- [The request]
Extract the data exactly, missing nothing.

※ ※ ※

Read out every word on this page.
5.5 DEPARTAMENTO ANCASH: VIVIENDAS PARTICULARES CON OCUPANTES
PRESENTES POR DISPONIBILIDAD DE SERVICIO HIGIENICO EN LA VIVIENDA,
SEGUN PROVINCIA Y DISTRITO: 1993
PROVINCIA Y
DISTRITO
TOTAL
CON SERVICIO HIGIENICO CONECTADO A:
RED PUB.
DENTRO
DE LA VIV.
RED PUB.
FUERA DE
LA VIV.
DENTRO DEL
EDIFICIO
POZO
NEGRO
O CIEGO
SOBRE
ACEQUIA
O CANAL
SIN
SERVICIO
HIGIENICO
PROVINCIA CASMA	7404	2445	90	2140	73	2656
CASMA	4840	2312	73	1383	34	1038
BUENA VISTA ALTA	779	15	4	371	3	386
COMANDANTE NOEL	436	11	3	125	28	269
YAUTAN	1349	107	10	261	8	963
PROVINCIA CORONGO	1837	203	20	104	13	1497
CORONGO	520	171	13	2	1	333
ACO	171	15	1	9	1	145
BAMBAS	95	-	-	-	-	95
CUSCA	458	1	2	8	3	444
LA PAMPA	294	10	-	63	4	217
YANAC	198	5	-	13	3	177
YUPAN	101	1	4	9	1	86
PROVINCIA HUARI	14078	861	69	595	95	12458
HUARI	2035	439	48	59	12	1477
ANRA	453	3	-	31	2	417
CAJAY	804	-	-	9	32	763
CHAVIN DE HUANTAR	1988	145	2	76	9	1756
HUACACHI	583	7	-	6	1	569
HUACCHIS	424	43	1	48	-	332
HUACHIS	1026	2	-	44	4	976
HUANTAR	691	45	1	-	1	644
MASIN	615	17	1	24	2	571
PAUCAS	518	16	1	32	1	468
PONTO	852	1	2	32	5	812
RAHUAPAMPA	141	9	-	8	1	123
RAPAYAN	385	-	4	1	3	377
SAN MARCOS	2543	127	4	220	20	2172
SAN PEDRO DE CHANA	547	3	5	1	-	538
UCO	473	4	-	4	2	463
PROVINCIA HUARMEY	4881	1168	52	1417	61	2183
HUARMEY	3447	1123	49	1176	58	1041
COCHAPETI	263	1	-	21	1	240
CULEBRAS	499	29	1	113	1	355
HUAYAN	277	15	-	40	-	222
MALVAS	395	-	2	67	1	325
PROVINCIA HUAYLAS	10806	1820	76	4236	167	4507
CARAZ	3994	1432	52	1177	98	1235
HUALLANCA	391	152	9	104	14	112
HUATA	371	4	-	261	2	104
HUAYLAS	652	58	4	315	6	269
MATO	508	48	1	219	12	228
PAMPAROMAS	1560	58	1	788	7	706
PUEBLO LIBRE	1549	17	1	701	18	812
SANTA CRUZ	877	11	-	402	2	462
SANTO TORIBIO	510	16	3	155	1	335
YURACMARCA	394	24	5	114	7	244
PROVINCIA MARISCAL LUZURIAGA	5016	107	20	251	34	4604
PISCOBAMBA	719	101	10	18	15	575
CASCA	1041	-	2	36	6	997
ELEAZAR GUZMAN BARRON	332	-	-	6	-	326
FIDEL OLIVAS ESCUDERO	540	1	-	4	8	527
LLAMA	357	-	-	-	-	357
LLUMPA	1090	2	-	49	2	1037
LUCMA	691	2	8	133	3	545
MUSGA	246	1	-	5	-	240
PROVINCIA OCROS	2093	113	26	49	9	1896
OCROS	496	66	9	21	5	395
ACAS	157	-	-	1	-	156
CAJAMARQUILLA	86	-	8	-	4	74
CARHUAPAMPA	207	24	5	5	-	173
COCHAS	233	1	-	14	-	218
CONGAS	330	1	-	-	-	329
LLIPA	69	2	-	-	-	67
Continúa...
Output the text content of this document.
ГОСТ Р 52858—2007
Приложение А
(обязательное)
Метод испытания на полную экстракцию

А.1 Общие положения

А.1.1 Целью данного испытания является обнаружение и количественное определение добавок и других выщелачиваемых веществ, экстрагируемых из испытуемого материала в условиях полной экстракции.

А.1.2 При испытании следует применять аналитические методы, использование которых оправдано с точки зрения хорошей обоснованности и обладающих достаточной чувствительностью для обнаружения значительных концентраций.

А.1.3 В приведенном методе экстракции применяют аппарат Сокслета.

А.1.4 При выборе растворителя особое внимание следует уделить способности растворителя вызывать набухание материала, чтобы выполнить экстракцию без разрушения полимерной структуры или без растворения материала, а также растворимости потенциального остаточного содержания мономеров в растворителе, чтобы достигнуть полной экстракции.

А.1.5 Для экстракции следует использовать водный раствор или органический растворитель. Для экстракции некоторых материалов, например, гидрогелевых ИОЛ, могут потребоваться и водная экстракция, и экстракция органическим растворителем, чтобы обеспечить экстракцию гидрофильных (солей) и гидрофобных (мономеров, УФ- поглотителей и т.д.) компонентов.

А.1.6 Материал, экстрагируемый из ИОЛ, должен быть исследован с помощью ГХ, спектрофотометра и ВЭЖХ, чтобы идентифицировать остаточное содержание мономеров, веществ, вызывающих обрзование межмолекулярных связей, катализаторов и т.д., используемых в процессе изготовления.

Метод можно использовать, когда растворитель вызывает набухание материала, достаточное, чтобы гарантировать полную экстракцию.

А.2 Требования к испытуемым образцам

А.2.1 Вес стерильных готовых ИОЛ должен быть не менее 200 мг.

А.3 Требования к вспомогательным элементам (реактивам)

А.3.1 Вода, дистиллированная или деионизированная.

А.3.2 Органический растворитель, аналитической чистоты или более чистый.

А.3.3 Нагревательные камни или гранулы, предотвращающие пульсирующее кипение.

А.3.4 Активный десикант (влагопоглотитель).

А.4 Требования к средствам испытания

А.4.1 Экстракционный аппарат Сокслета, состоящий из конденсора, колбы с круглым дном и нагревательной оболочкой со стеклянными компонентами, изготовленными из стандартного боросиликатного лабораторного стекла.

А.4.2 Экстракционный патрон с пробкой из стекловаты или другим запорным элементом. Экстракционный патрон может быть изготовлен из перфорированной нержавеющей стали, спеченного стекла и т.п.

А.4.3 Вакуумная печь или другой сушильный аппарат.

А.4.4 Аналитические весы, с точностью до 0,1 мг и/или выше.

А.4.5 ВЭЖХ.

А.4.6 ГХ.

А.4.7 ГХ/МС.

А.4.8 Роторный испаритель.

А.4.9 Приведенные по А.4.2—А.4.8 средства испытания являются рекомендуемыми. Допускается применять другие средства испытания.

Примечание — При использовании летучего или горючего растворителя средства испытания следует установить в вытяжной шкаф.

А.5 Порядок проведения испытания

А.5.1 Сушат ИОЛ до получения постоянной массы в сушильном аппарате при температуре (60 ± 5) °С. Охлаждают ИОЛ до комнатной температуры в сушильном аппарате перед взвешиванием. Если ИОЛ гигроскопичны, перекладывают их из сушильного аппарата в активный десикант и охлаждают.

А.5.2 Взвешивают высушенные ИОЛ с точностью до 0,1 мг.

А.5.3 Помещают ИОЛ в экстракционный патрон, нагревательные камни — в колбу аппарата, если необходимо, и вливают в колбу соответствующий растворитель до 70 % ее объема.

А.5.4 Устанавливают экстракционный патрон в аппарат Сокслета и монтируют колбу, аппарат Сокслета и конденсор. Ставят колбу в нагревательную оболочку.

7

※ ※ ※

- [Solution to the exercise]
Read out every word on this page.
5.5 DEPARTAMENTO ANCASH: VIVIENDAS PARTICULARES CON OCUPANTES
PRESENTES POR DISPONIBILIDAD DE SERVICIO HIGIENICO EN LA VIVIENDA,
SEGUN PROVINCIA Y DISTRITO: 1993
PROVINCIA Y
DISTRITO
TOTAL
CON SERVICIO HIGIENICO CONECTADO A:
RED PUB.
DENTRO
DE LA VIV.
RED PUB.
FUERA DE
LA VIV.
DENTRO DEL
EDIFICIO
POZO
NEGRO
O CIEGO
SOBRE
ACEQUIA
O CANAL
SIN
SERVICIO
HIGIENICO
PROVINCIA CASMA	7404	2445	90	2140	73	2656
CASMA	4840	2312	73	1383	34	1038
BUENA VISTA ALTA	779	15	4	371	3	386
COMANDANTE NOEL	436	11	3	125	28	269
YAUTAN	1349	107	10	261	8	963
PROVINCIA CORONGO	1837	203	20	104	13	1497
CORONGO	520	171	13	2	1	333
ACO	171	15	1	9	1	145
BAMBAS	95	-	-	-	-	95
CUSCA	458	1	2	8	3	444
LA PAMPA	294	10	-	63	4	217
YANAC	198	5	-	13	3	177
YUPAN	101	1	4	9	1	86
PROVINCIA HUARI	14078	861	69	595	95	12458
HUARI	2035	439	48	59	12	1477
ANRA	453	3	-	31	2	417
CAJAY	804	-	-	9	32	763
CHAVIN DE HUANTAR	1988	145	2	76	9	1756
HUACACHI	583	7	-	6	1	569
HUACCHIS	424	43	1	48	-	332
HUACHIS	1026	2	-	44	4	976
HUANTAR	691	45	1	-	1	644
MASIN	615	17	1	24	2	571
PAUCAS	518	16	1	32	1	468
PONTO	852	1	2	32	5	812
RAHUAPAMPA	141	9	-	8	1	123
RAPAYAN	385	-	4	1	3	377
SAN MARCOS	2543	127	4	220	20	2172
SAN PEDRO DE CHANA	547	3	5	1	-	538
UCO	473	4	-	4	2	463
PROVINCIA HUARMEY	4881	1168	52	1417	61	2183
HUARMEY	3447	1123	49	1176	58	1041
COCHAPETI	263	1	-	21	1	240
CULEBRAS	499	29	1	113	1	355
HUAYAN	277	15	-	40	-	222
MALVAS	395	-	2	67	1	325
PROVINCIA HUAYLAS	10806	1820	76	4236	167	4507
CARAZ	3994	1432	52	1177	98	1235
HUALLANCA	391	152	9	104	14	112
HUATA	371	4	-	261	2	104
HUAYLAS	652	58	4	315	6	269
MATO	508	48	1	219	12	228
PAMPAROMAS	1560	58	1	788	7	706
PUEBLO LIBRE	1549	17	1	701	18	812
SANTA CRUZ	877	11	-	402	2	462
SANTO TORIBIO	510	16	3	155	1	335
YURACMARCA	394	24	5	114	7	244
PROVINCIA MARISCAL LUZURIAGA	5016	107	20	251	34	4604
PISCOBAMBA	719	101	10	18	15	575
CASCA	1041	-	2	36	6	997
ELEAZAR GUZMAN BARRON	332	-	-	6	-	326
FIDEL OLIVAS ESCUDERO	540	1	-	4	8	527
LLAMA	357	-	-	-	-	357
LLUMPA	1090	2	-	49	2	1037
LUCMA	691	2	8	133	3	545
MUSGA	246	1	-	5	-	240
PROVINCIA OCROS	2093	113	26	49	9	1896
OCROS	496	66	9	21	5	395
ACAS	157	-	-	1	-	156
CAJAMARQUILLA	86	-	8	-	4	74
CARHUAPAMPA	207	24	5	5	-	173
COCHAS	233	1	-	14	-	218
CONGAS	330	1	-	-	-	329
LLIPA	69	2	-	-	-	67
Continúa...
Output the text content of this document.
ГОСТ Р 52858—2007
Приложение А
(обязательное)
Метод испытания на полную экстракцию

А.1 Общие положения

А.1.1 Целью данного испытания является обнаружение и количественное определение добавок и других выщелачиваемых веществ, экстрагируемых из испытуемого материала в условиях полной экстракции.

А.1.2 При испытании следует применять аналитические методы, использование которых оправдано с точки зрения хорошей обоснованности и обладающих достаточной чувствительностью для обнаружения значительных концентраций.

А.1.3 В приведенном методе экстракции применяют аппарат Сокслета.

А.1.4 При выборе растворителя особое внимание следует уделить способности растворителя вызывать набухание материала, чтобы выполнить экстракцию без разрушения полимерной структуры или без растворения материала, а также растворимости потенциального остаточного содержания мономеров в растворителе, чтобы достигнуть полной экстракции.

А.1.5 Для экстракции следует использовать водный раствор или органический растворитель. Для экстракции некоторых материалов, например, гидрогелевых ИОЛ, могут потребоваться и водная экстракция, и экстракция органическим растворителем, чтобы обеспечить экстракцию гидрофильных (солей) и гидрофобных (мономеров, УФ- поглотителей и т.д.) компонентов.

А.1.6 Материал, экстрагируемый из ИОЛ, должен быть исследован с помощью ГХ, спектрофотометра и ВЭЖХ, чтобы идентифицировать остаточное содержание мономеров, веществ, вызывающих обрзование межмолекулярных связей, катализаторов и т.д., используемых в процессе изготовления.

Метод можно использовать, когда растворитель вызывает набухание материала, достаточное, чтобы гарантировать полную экстракцию.

А.2 Требования к испытуемым образцам

А.2.1 Вес стерильных готовых ИОЛ должен быть не менее 200 мг.

А.3 Требования к вспомогательным элементам (реактивам)

А.3.1 Вода, дистиллированная или деионизированная.

А.3.2 Органический растворитель, аналитической чистоты или более чистый.

А.3.3 Нагревательные камни или гранулы, предотвращающие пульсирующее кипение.

А.3.4 Активный десикант (влагопоглотитель).

А.4 Требования к средствам испытания

А.4.1 Экстракционный аппарат Сокслета, состоящий из конденсора, колбы с круглым дном и нагревательной оболочкой со стеклянными компонентами, изготовленными из стандартного боросиликатного лабораторного стекла.

А.4.2 Экстракционный патрон с пробкой из стекловаты или другим запорным элементом. Экстракционный патрон может быть изготовлен из перфорированной нержавеющей стали, спеченного стекла и т.п.

А.4.3 Вакуумная печь или другой сушильный аппарат.

А.4.4 Аналитические весы, с точностью до 0,1 мг и/или выше.

А.4.5 ВЭЖХ.

А.4.6 ГХ.

А.4.7 ГХ/МС.

А.4.8 Роторный испаритель.

А.4.9 Приведенные по А.4.2—А.4.8 средства испытания являются рекомендуемыми. Допускается применять другие средства испытания.

Примечание — При использовании летучего или горючего растворителя средства испытания следует установить в вытяжной шкаф.

А.5 Порядок проведения испытания

А.5.1 Сушат ИОЛ до получения постоянной массы в сушильном аппарате при температуре (60 ± 5) °С. Охлаждают ИОЛ до комнатной температуры в сушильном аппарате перед взвешиванием. Если ИОЛ гигроскопичны, перекладывают их из сушильного аппарата в активный десикант и охлаждают.

А.5.2 Взвешивают высушенные ИОЛ с точностью до 0,1 мг.

А.5.3 Помещают ИОЛ в экстракционный патрон, нагревательные камни — в колбу аппарата, если необходимо, и вливают в колбу соответствующий растворитель до 70 % ее объема.

А.5.4 Устанавливают экстракционный патрон в аппарат Сокслета и монтируют колбу, аппарат Сокслета и конденсор. Ставят колбу в нагревательную оболочку.

7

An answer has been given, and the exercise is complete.